-- Opening Marker --

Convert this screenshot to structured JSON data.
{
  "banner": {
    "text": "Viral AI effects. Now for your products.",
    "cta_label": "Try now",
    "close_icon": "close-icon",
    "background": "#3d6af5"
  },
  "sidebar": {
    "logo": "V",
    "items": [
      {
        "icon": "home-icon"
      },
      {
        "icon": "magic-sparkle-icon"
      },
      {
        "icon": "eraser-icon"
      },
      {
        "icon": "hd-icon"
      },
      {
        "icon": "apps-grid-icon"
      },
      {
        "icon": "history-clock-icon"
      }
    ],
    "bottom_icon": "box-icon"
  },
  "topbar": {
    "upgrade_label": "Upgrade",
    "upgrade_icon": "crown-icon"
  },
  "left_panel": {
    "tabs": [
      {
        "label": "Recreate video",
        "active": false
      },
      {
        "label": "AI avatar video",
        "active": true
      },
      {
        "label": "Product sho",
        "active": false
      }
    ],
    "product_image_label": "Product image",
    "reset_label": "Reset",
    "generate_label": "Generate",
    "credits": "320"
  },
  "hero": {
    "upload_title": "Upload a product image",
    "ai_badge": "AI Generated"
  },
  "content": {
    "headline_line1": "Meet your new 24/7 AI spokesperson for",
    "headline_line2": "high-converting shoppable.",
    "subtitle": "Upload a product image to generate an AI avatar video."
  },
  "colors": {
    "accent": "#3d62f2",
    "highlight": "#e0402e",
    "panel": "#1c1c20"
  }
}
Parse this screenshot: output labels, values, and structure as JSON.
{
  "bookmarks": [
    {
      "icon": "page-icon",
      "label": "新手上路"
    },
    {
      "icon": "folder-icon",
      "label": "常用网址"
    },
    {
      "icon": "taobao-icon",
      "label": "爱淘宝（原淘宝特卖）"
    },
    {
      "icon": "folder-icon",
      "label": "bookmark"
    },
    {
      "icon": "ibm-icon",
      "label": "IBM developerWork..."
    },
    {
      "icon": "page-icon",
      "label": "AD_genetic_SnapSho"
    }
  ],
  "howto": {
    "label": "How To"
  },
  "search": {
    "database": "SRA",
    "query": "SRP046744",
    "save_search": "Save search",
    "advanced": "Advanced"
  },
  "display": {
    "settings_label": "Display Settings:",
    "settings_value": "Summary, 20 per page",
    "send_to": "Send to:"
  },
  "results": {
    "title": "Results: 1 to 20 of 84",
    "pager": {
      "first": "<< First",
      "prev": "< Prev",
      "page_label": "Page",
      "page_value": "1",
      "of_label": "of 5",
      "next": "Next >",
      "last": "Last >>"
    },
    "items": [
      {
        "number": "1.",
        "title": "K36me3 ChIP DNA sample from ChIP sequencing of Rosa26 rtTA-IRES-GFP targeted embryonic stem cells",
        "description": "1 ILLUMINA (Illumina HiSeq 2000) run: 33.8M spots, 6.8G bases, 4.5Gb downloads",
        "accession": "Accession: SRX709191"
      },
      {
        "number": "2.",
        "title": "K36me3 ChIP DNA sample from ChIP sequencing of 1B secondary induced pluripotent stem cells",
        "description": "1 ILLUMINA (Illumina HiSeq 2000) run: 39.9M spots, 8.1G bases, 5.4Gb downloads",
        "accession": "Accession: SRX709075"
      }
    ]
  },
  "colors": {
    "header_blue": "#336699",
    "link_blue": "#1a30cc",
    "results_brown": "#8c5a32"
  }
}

-- Closing Marker --

Problem description — Print the whole listing exactly as it is.

Written solution —
Convert this screenshot to structured JSON data.
{
  "banner": {
    "text": "Viral AI effects. Now for your products.",
    "cta_label": "Try now",
    "close_icon": "close-icon",
    "background": "#3d6af5"
  },
  "sidebar": {
    "logo": "V",
    "items": [
      {
        "icon": "home-icon"
      },
      {
        "icon": "magic-sparkle-icon"
      },
      {
        "icon": "eraser-icon"
      },
      {
        "icon": "hd-icon"
      },
      {
        "icon": "apps-grid-icon"
      },
      {
        "icon": "history-clock-icon"
      }
    ],
    "bottom_icon": "box-icon"
  },
  "topbar": {
    "upgrade_label": "Upgrade",
    "upgrade_icon": "crown-icon"
  },
  "left_panel": {
    "tabs": [
      {
        "label": "Recreate video",
        "active": false
      },
      {
        "label": "AI avatar video",
        "active": true
      },
      {
        "label": "Product sho",
        "active": false
      }
    ],
    "product_image_label": "Product image",
    "reset_label": "Reset",
    "generate_label": "Generate",
    "credits": "320"
  },
  "hero": {
    "upload_title": "Upload a product image",
    "ai_badge": "AI Generated"
  },
  "content": {
    "headline_line1": "Meet your new 24/7 AI spokesperson for",
    "headline_line2": "high-converting shoppable.",
    "subtitle": "Upload a product image to generate an AI avatar video."
  },
  "colors": {
    "accent": "#3d62f2",
    "highlight": "#e0402e",
    "panel": "#1c1c20"
  }
}
Parse this screenshot: output labels, values, and structure as JSON.
{
  "bookmarks": [
    {
      "icon": "page-icon",
      "label": "新手上路"
    },
    {
      "icon": "folder-icon",
      "label": "常用网址"
    },
    {
      "icon": "taobao-icon",
      "label": "爱淘宝（原淘宝特卖）"
    },
    {
      "icon": "folder-icon",
      "label": "bookmark"
    },
    {
      "icon": "ibm-icon",
      "label": "IBM developerWork..."
    },
    {
      "icon": "page-icon",
      "label": "AD_genetic_SnapSho"
    }
  ],
  "howto": {
    "label": "How To"
  },
  "search": {
    "database": "SRA",
    "query": "SRP046744",
    "save_search": "Save search",
    "advanced": "Advanced"
  },
  "display": {
    "settings_label": "Display Settings:",
    "settings_value": "Summary, 20 per page",
    "send_to": "Send to:"
  },
  "results": {
    "title": "Results: 1 to 20 of 84",
    "pager": {
      "first": "<< First",
      "prev": "< Prev",
      "page_label": "Page",
      "page_value": "1",
      "of_label": "of 5",
      "next": "Next >",
      "last": "Last >>"
    },
    "items": [
      {
        "number": "1.",
        "title": "K36me3 ChIP DNA sample from ChIP sequencing of Rosa26 rtTA-IRES-GFP targeted embryonic stem cells",
        "description": "1 ILLUMINA (Illumina HiSeq 2000) run: 33.8M spots, 6.8G bases, 4.5Gb downloads",
        "accession": "Accession: SRX709191"
      },
      {
        "number": "2.",
        "title": "K36me3 ChIP DNA sample from ChIP sequencing of 1B secondary induced pluripotent stem cells",
        "description": "1 ILLUMINA (Illumina HiSeq 2000) run: 39.9M spots, 8.1G bases, 5.4Gb downloads",
        "accession": "Accession: SRX709075"
      }
    ]
  },
  "colors": {
    "header_blue": "#336699",
    "link_blue": "#1a30cc",
    "results_brown": "#8c5a32"
  }
}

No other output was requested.